In the entries that follow, how many lines contain "have"? Answer with the number only.

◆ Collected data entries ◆
......

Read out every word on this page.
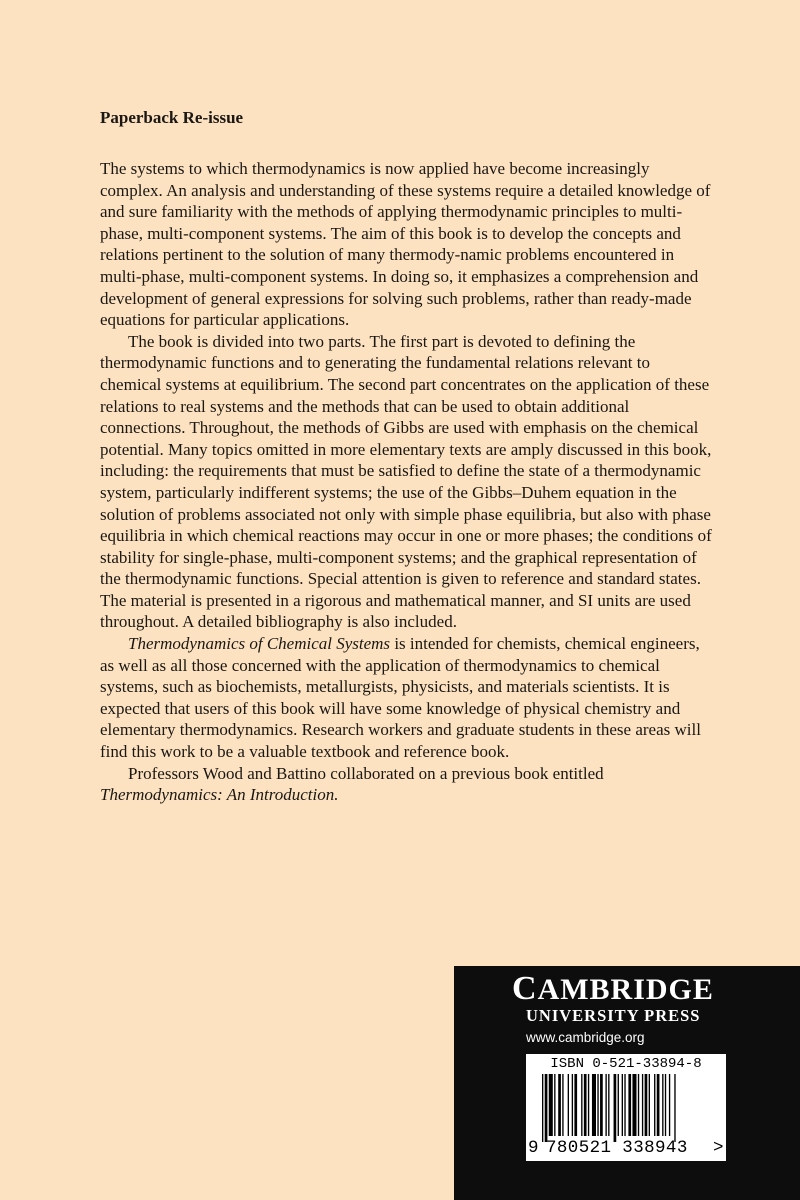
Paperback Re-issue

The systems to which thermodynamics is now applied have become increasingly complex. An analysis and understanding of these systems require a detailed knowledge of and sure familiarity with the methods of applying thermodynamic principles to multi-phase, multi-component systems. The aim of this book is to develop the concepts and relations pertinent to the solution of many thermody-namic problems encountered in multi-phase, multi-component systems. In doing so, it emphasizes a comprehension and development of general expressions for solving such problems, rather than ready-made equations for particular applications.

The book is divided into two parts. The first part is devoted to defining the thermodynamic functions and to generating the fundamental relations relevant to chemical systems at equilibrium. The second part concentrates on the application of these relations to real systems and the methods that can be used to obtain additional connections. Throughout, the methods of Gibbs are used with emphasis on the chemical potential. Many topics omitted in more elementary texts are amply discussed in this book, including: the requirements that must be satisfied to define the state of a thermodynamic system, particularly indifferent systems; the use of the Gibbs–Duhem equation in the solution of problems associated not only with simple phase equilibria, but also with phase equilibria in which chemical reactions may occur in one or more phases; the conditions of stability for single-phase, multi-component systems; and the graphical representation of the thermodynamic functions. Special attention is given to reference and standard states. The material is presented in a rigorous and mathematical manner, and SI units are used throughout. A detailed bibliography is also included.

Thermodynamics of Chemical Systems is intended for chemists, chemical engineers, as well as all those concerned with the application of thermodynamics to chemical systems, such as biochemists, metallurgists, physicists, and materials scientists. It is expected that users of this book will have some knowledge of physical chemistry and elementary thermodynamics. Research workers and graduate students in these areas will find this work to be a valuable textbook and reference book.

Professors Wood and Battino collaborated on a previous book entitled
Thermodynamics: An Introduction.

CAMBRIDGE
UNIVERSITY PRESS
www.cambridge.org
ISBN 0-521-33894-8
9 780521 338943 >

......

◆ FULL ANSWER ◆
2